▶ _Directions for this task_
Quote every line as written. Omit pictures.
-- begin Data section --
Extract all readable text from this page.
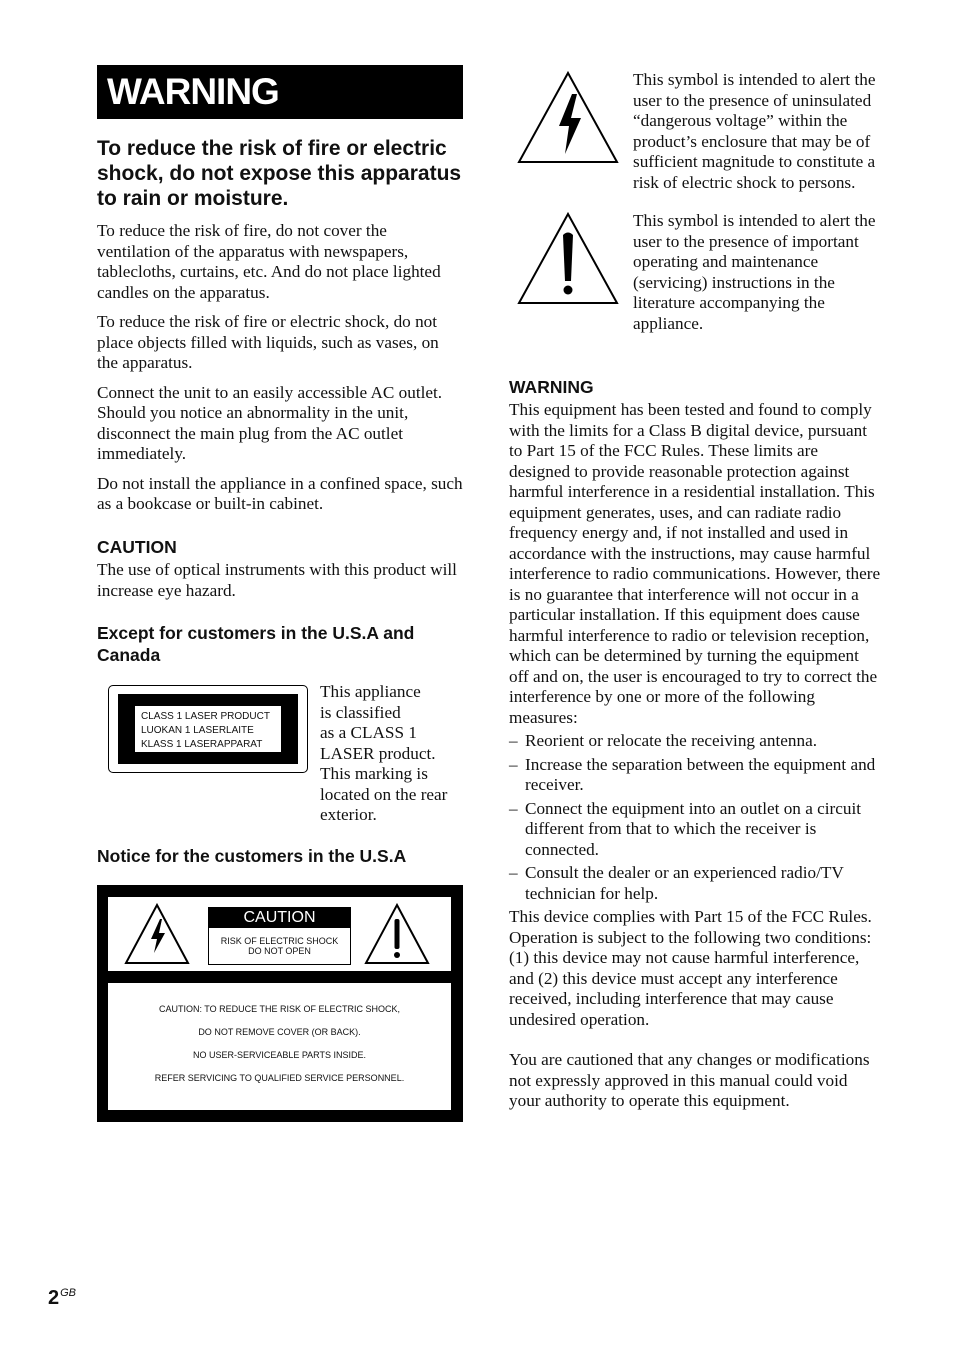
WARNING
To reduce the risk of fire or electric shock, do not expose this apparatus to rain or moisture.

To reduce the risk of fire, do not cover the ventilation of the apparatus with newspapers, tablecloths, curtains, etc. And do not place lighted candles on the apparatus.

To reduce the risk of fire or electric shock, do not place objects filled with liquids, such as vases, on the apparatus.

Connect the unit to an easily accessible AC outlet. Should you notice an abnormality in the unit, disconnect the main plug from the AC outlet immediately.

Do not install the appliance in a confined space, such as a bookcase or built-in cabinet.

CAUTION

The use of optical instruments with this product will increase eye hazard.

Except for customers in the U.S.A and Canada
CLASS 1 LASER PRODUCT
LUOKAN 1 LASERLAITE
KLASS 1 LASERAPPARAT
This appliance
is classified
as a CLASS 1
LASER product.
This marking is
located on the rear
exterior.
Notice for the customers in the U.S.A
CAUTION
RISK OF ELECTRIC SHOCK
DO NOT OPEN
CAUTION: TO REDUCE THE RISK OF ELECTRIC SHOCK,
DO NOT REMOVE COVER (OR BACK).
NO USER-SERVICEABLE PARTS INSIDE.
REFER SERVICING TO QUALIFIED SERVICE PERSONNEL.
This symbol is intended to alert the user to the presence of uninsulated “dangerous voltage” within the product’s enclosure that may be of sufficient magnitude to constitute a risk of electric shock to persons.
This symbol is intended to alert the user to the presence of important operating and maintenance (servicing) instructions in the literature accompanying the appliance.
WARNING

This equipment has been tested and found to comply with the limits for a Class B digital device, pursuant to Part 15 of the FCC Rules. These limits are designed to provide reasonable protection against harmful interference in a residential installation. This equipment generates, uses, and can radiate radio frequency energy and, if not installed and used in accordance with the instructions, may cause harmful interference to radio communications. However, there is no guarantee that interference will not occur in a particular installation. If this equipment does cause harmful interference to radio or television reception, which can be determined by turning the equipment off and on, the user is encouraged to try to correct the interference by one or more of the following measures:

– Reorient or relocate the receiving antenna.
– Increase the separation between the equipment and receiver.
– Connect the equipment into an outlet on a circuit different from that to which the receiver is connected.
– Consult the dealer or an experienced radio/TV technician for help.

This device complies with Part 15 of the FCC Rules. Operation is subject to the following two conditions:

(1) this device may not cause harmful interference, and (2) this device must accept any interference received, including interference that may cause undesired operation.

You are cautioned that any changes or modifications not expressly approved in this manual could void your authority to operate this equipment.

$2^{GB}$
-- end Data section --
▶ _Task response_
Extract all readable text from this page.
WARNING
To reduce the risk of fire or electric shock, do not expose this apparatus to rain or moisture.

To reduce the risk of fire, do not cover the ventilation of the apparatus with newspapers, tablecloths, curtains, etc. And do not place lighted candles on the apparatus.

To reduce the risk of fire or electric shock, do not place objects filled with liquids, such as vases, on the apparatus.

Connect the unit to an easily accessible AC outlet. Should you notice an abnormality in the unit, disconnect the main plug from the AC outlet immediately.

Do not install the appliance in a confined space, such as a bookcase or built-in cabinet.

CAUTION

The use of optical instruments with this product will increase eye hazard.

Except for customers in the U.S.A and Canada
CLASS 1 LASER PRODUCT
LUOKAN 1 LASERLAITE
KLASS 1 LASERAPPARAT
This appliance
is classified
as a CLASS 1
LASER product.
This marking is
located on the rear
exterior.
Notice for the customers in the U.S.A
CAUTION
RISK OF ELECTRIC SHOCK
DO NOT OPEN
CAUTION: TO REDUCE THE RISK OF ELECTRIC SHOCK,
DO NOT REMOVE COVER (OR BACK).
NO USER-SERVICEABLE PARTS INSIDE.
REFER SERVICING TO QUALIFIED SERVICE PERSONNEL.
This symbol is intended to alert the user to the presence of uninsulated “dangerous voltage” within the product’s enclosure that may be of sufficient magnitude to constitute a risk of electric shock to persons.
This symbol is intended to alert the user to the presence of important operating and maintenance (servicing) instructions in the literature accompanying the appliance.
WARNING

This equipment has been tested and found to comply with the limits for a Class B digital device, pursuant to Part 15 of the FCC Rules. These limits are designed to provide reasonable protection against harmful interference in a residential installation. This equipment generates, uses, and can radiate radio frequency energy and, if not installed and used in accordance with the instructions, may cause harmful interference to radio communications. However, there is no guarantee that interference will not occur in a particular installation. If this equipment does cause harmful interference to radio or television reception, which can be determined by turning the equipment off and on, the user is encouraged to try to correct the interference by one or more of the following measures:

– Reorient or relocate the receiving antenna.
– Increase the separation between the equipment and receiver.
– Connect the equipment into an outlet on a circuit different from that to which the receiver is connected.
– Consult the dealer or an experienced radio/TV technician for help.

This device complies with Part 15 of the FCC Rules. Operation is subject to the following two conditions:

(1) this device may not cause harmful interference, and (2) this device must accept any interference received, including interference that may cause undesired operation.

You are cautioned that any changes or modifications not expressly approved in this manual could void your authority to operate this equipment.

$2^{GB}$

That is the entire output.